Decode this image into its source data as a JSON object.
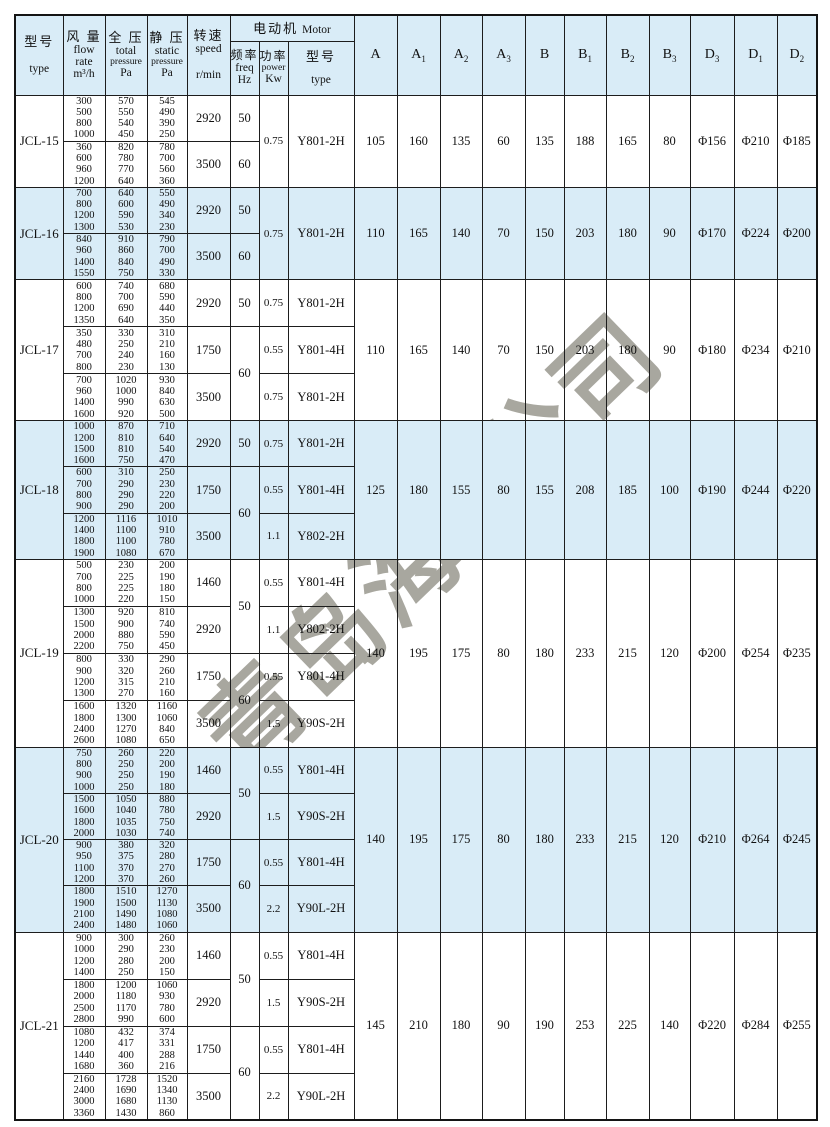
{
  "watermark": {
    "fragments": [
      {
        "text": "青岛海"
      },
      {
        "text": "公司"
      }
    ],
    "color": "#a8a79f"
  },
  "colors": {
    "band": "#d9ecf7",
    "border": "#1d1d1d",
    "watermark": "#a8a79f"
  },
  "table": {
    "header": {
      "col_type": {
        "zh": "型号",
        "en1": "type"
      },
      "col_flow": {
        "zh": "风 量",
        "en1": "flow",
        "en2": "rate",
        "unit": "m³/h"
      },
      "col_total": {
        "zh": "全 压",
        "en1": "total",
        "en2": "pressure",
        "unit": "Pa"
      },
      "col_static": {
        "zh": "静 压",
        "en1": "static",
        "en2": "pressure",
        "unit": "Pa"
      },
      "col_speed": {
        "zh": "转速",
        "en1": "speed",
        "unit": "r/min"
      },
      "motor_group": {
        "zh": "电动机",
        "en": "Motor"
      },
      "col_freq": {
        "zh": "频率",
        "en1": "freq",
        "unit": "Hz"
      },
      "col_power": {
        "zh": "功率",
        "en1": "power",
        "unit": "Kw"
      },
      "col_motor_type": {
        "zh": "型号",
        "en1": "type"
      },
      "dims": [
        {
          "b": "A",
          "s": ""
        },
        {
          "b": "A",
          "s": "1"
        },
        {
          "b": "A",
          "s": "2"
        },
        {
          "b": "A",
          "s": "3"
        },
        {
          "b": "B",
          "s": ""
        },
        {
          "b": "B",
          "s": "1"
        },
        {
          "b": "B",
          "s": "2"
        },
        {
          "b": "B",
          "s": "3"
        },
        {
          "b": "D",
          "s": "3"
        },
        {
          "b": "D",
          "s": "1"
        },
        {
          "b": "D",
          "s": "2"
        }
      ]
    },
    "rows": [
      {
        "model": "JCL-15",
        "shaded": false,
        "sub_blocks": [
          {
            "flow": [
              "300",
              "500",
              "800",
              "1000"
            ],
            "total": [
              "570",
              "550",
              "540",
              "450"
            ],
            "static": [
              "545",
              "490",
              "390",
              "250"
            ],
            "speed": "2920"
          },
          {
            "flow": [
              "360",
              "600",
              "960",
              "1200"
            ],
            "total": [
              "820",
              "780",
              "770",
              "640"
            ],
            "static": [
              "780",
              "700",
              "560",
              "360"
            ],
            "speed": "3500"
          }
        ],
        "freq": [
          {
            "value": "50",
            "span": 1
          },
          {
            "value": "60",
            "span": 1
          }
        ],
        "power": [
          {
            "value": "0.75",
            "span": 2
          }
        ],
        "motor": [
          {
            "value": "Y801-2H",
            "span": 2
          }
        ],
        "dims": [
          "105",
          "160",
          "135",
          "60",
          "135",
          "188",
          "165",
          "80",
          "Φ156",
          "Φ210",
          "Φ185"
        ]
      },
      {
        "model": "JCL-16",
        "shaded": true,
        "sub_blocks": [
          {
            "flow": [
              "700",
              "800",
              "1200",
              "1300"
            ],
            "total": [
              "640",
              "600",
              "590",
              "530"
            ],
            "static": [
              "550",
              "490",
              "340",
              "230"
            ],
            "speed": "2920"
          },
          {
            "flow": [
              "840",
              "960",
              "1400",
              "1550"
            ],
            "total": [
              "910",
              "860",
              "840",
              "750"
            ],
            "static": [
              "790",
              "700",
              "490",
              "330"
            ],
            "speed": "3500"
          }
        ],
        "freq": [
          {
            "value": "50",
            "span": 1
          },
          {
            "value": "60",
            "span": 1
          }
        ],
        "power": [
          {
            "value": "0.75",
            "span": 2
          }
        ],
        "motor": [
          {
            "value": "Y801-2H",
            "span": 2
          }
        ],
        "dims": [
          "110",
          "165",
          "140",
          "70",
          "150",
          "203",
          "180",
          "90",
          "Φ170",
          "Φ224",
          "Φ200"
        ]
      },
      {
        "model": "JCL-17",
        "shaded": false,
        "sub_blocks": [
          {
            "flow": [
              "600",
              "800",
              "1200",
              "1350"
            ],
            "total": [
              "740",
              "700",
              "690",
              "640"
            ],
            "static": [
              "680",
              "590",
              "440",
              "350"
            ],
            "speed": "2920"
          },
          {
            "flow": [
              "350",
              "480",
              "700",
              "800"
            ],
            "total": [
              "330",
              "250",
              "240",
              "230"
            ],
            "static": [
              "310",
              "210",
              "160",
              "130"
            ],
            "speed": "1750"
          },
          {
            "flow": [
              "700",
              "960",
              "1400",
              "1600"
            ],
            "total": [
              "1020",
              "1000",
              "990",
              "920"
            ],
            "static": [
              "930",
              "840",
              "630",
              "500"
            ],
            "speed": "3500"
          }
        ],
        "freq": [
          {
            "value": "50",
            "span": 1
          },
          {
            "value": "60",
            "span": 2
          }
        ],
        "power": [
          {
            "value": "0.75",
            "span": 1
          },
          {
            "value": "0.55",
            "span": 1
          },
          {
            "value": "0.75",
            "span": 1
          }
        ],
        "motor": [
          {
            "value": "Y801-2H",
            "span": 1
          },
          {
            "value": "Y801-4H",
            "span": 1
          },
          {
            "value": "Y801-2H",
            "span": 1
          }
        ],
        "dims": [
          "110",
          "165",
          "140",
          "70",
          "150",
          "203",
          "180",
          "90",
          "Φ180",
          "Φ234",
          "Φ210"
        ]
      },
      {
        "model": "JCL-18",
        "shaded": true,
        "sub_blocks": [
          {
            "flow": [
              "1000",
              "1200",
              "1500",
              "1600"
            ],
            "total": [
              "870",
              "810",
              "810",
              "750"
            ],
            "static": [
              "710",
              "640",
              "540",
              "470"
            ],
            "speed": "2920"
          },
          {
            "flow": [
              "600",
              "700",
              "800",
              "900"
            ],
            "total": [
              "310",
              "290",
              "290",
              "290"
            ],
            "static": [
              "250",
              "230",
              "220",
              "200"
            ],
            "speed": "1750"
          },
          {
            "flow": [
              "1200",
              "1400",
              "1800",
              "1900"
            ],
            "total": [
              "1116",
              "1100",
              "1100",
              "1080"
            ],
            "static": [
              "1010",
              "910",
              "780",
              "670"
            ],
            "speed": "3500"
          }
        ],
        "freq": [
          {
            "value": "50",
            "span": 1
          },
          {
            "value": "60",
            "span": 2
          }
        ],
        "power": [
          {
            "value": "0.75",
            "span": 1
          },
          {
            "value": "0.55",
            "span": 1
          },
          {
            "value": "1.1",
            "span": 1
          }
        ],
        "motor": [
          {
            "value": "Y801-2H",
            "span": 1
          },
          {
            "value": "Y801-4H",
            "span": 1
          },
          {
            "value": "Y802-2H",
            "span": 1
          }
        ],
        "dims": [
          "125",
          "180",
          "155",
          "80",
          "155",
          "208",
          "185",
          "100",
          "Φ190",
          "Φ244",
          "Φ220"
        ]
      },
      {
        "model": "JCL-19",
        "shaded": false,
        "sub_blocks": [
          {
            "flow": [
              "500",
              "700",
              "800",
              "1000"
            ],
            "total": [
              "230",
              "225",
              "225",
              "220"
            ],
            "static": [
              "200",
              "190",
              "180",
              "150"
            ],
            "speed": "1460"
          },
          {
            "flow": [
              "1300",
              "1500",
              "2000",
              "2200"
            ],
            "total": [
              "920",
              "900",
              "880",
              "750"
            ],
            "static": [
              "810",
              "740",
              "590",
              "450"
            ],
            "speed": "2920"
          },
          {
            "flow": [
              "800",
              "900",
              "1200",
              "1300"
            ],
            "total": [
              "330",
              "320",
              "315",
              "270"
            ],
            "static": [
              "290",
              "260",
              "210",
              "160"
            ],
            "speed": "1750"
          },
          {
            "flow": [
              "1600",
              "1800",
              "2400",
              "2600"
            ],
            "total": [
              "1320",
              "1300",
              "1270",
              "1080"
            ],
            "static": [
              "1160",
              "1060",
              "840",
              "650"
            ],
            "speed": "3500"
          }
        ],
        "freq": [
          {
            "value": "50",
            "span": 2
          },
          {
            "value": "60",
            "span": 2
          }
        ],
        "power": [
          {
            "value": "0.55",
            "span": 1
          },
          {
            "value": "1.1",
            "span": 1
          },
          {
            "value": "0.55",
            "span": 1
          },
          {
            "value": "1.5",
            "span": 1
          }
        ],
        "motor": [
          {
            "value": "Y801-4H",
            "span": 1
          },
          {
            "value": "Y802-2H",
            "span": 1
          },
          {
            "value": "Y801-4H",
            "span": 1
          },
          {
            "value": "Y90S-2H",
            "span": 1
          }
        ],
        "dims": [
          "140",
          "195",
          "175",
          "80",
          "180",
          "233",
          "215",
          "120",
          "Φ200",
          "Φ254",
          "Φ235"
        ]
      },
      {
        "model": "JCL-20",
        "shaded": true,
        "sub_blocks": [
          {
            "flow": [
              "750",
              "800",
              "900",
              "1000"
            ],
            "total": [
              "260",
              "250",
              "250",
              "250"
            ],
            "static": [
              "220",
              "200",
              "190",
              "180"
            ],
            "speed": "1460"
          },
          {
            "flow": [
              "1500",
              "1600",
              "1800",
              "2000"
            ],
            "total": [
              "1050",
              "1040",
              "1035",
              "1030"
            ],
            "static": [
              "880",
              "780",
              "750",
              "740"
            ],
            "speed": "2920"
          },
          {
            "flow": [
              "900",
              "950",
              "1100",
              "1200"
            ],
            "total": [
              "380",
              "375",
              "370",
              "370"
            ],
            "static": [
              "320",
              "280",
              "270",
              "260"
            ],
            "speed": "1750"
          },
          {
            "flow": [
              "1800",
              "1900",
              "2100",
              "2400"
            ],
            "total": [
              "1510",
              "1500",
              "1490",
              "1480"
            ],
            "static": [
              "1270",
              "1130",
              "1080",
              "1060"
            ],
            "speed": "3500"
          }
        ],
        "freq": [
          {
            "value": "50",
            "span": 2
          },
          {
            "value": "60",
            "span": 2
          }
        ],
        "power": [
          {
            "value": "0.55",
            "span": 1
          },
          {
            "value": "1.5",
            "span": 1
          },
          {
            "value": "0.55",
            "span": 1
          },
          {
            "value": "2.2",
            "span": 1
          }
        ],
        "motor": [
          {
            "value": "Y801-4H",
            "span": 1
          },
          {
            "value": "Y90S-2H",
            "span": 1
          },
          {
            "value": "Y801-4H",
            "span": 1
          },
          {
            "value": "Y90L-2H",
            "span": 1
          }
        ],
        "dims": [
          "140",
          "195",
          "175",
          "80",
          "180",
          "233",
          "215",
          "120",
          "Φ210",
          "Φ264",
          "Φ245"
        ]
      },
      {
        "model": "JCL-21",
        "shaded": false,
        "sub_blocks": [
          {
            "flow": [
              "900",
              "1000",
              "1200",
              "1400"
            ],
            "total": [
              "300",
              "290",
              "280",
              "250"
            ],
            "static": [
              "260",
              "230",
              "200",
              "150"
            ],
            "speed": "1460"
          },
          {
            "flow": [
              "1800",
              "2000",
              "2500",
              "2800"
            ],
            "total": [
              "1200",
              "1180",
              "1170",
              "990"
            ],
            "static": [
              "1060",
              "930",
              "780",
              "600"
            ],
            "speed": "2920"
          },
          {
            "flow": [
              "1080",
              "1200",
              "1440",
              "1680"
            ],
            "total": [
              "432",
              "417",
              "400",
              "360"
            ],
            "static": [
              "374",
              "331",
              "288",
              "216"
            ],
            "speed": "1750"
          },
          {
            "flow": [
              "2160",
              "2400",
              "3000",
              "3360"
            ],
            "total": [
              "1728",
              "1690",
              "1680",
              "1430"
            ],
            "static": [
              "1520",
              "1340",
              "1130",
              "860"
            ],
            "speed": "3500"
          }
        ],
        "freq": [
          {
            "value": "50",
            "span": 2
          },
          {
            "value": "60",
            "span": 2
          }
        ],
        "power": [
          {
            "value": "0.55",
            "span": 1
          },
          {
            "value": "1.5",
            "span": 1
          },
          {
            "value": "0.55",
            "span": 1
          },
          {
            "value": "2.2",
            "span": 1
          }
        ],
        "motor": [
          {
            "value": "Y801-4H",
            "span": 1
          },
          {
            "value": "Y90S-2H",
            "span": 1
          },
          {
            "value": "Y801-4H",
            "span": 1
          },
          {
            "value": "Y90L-2H",
            "span": 1
          }
        ],
        "dims": [
          "145",
          "210",
          "180",
          "90",
          "190",
          "253",
          "225",
          "140",
          "Φ220",
          "Φ284",
          "Φ255"
        ]
      }
    ]
  }
}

——

Collect the complete line wherever the string "model" appears in the records.

        "model": "JCL-15",
        "model": "JCL-16",
        "model": "JCL-17",
        "model": "JCL-18",
        "model": "JCL-19",
        "model": "JCL-20",
        "model": "JCL-21",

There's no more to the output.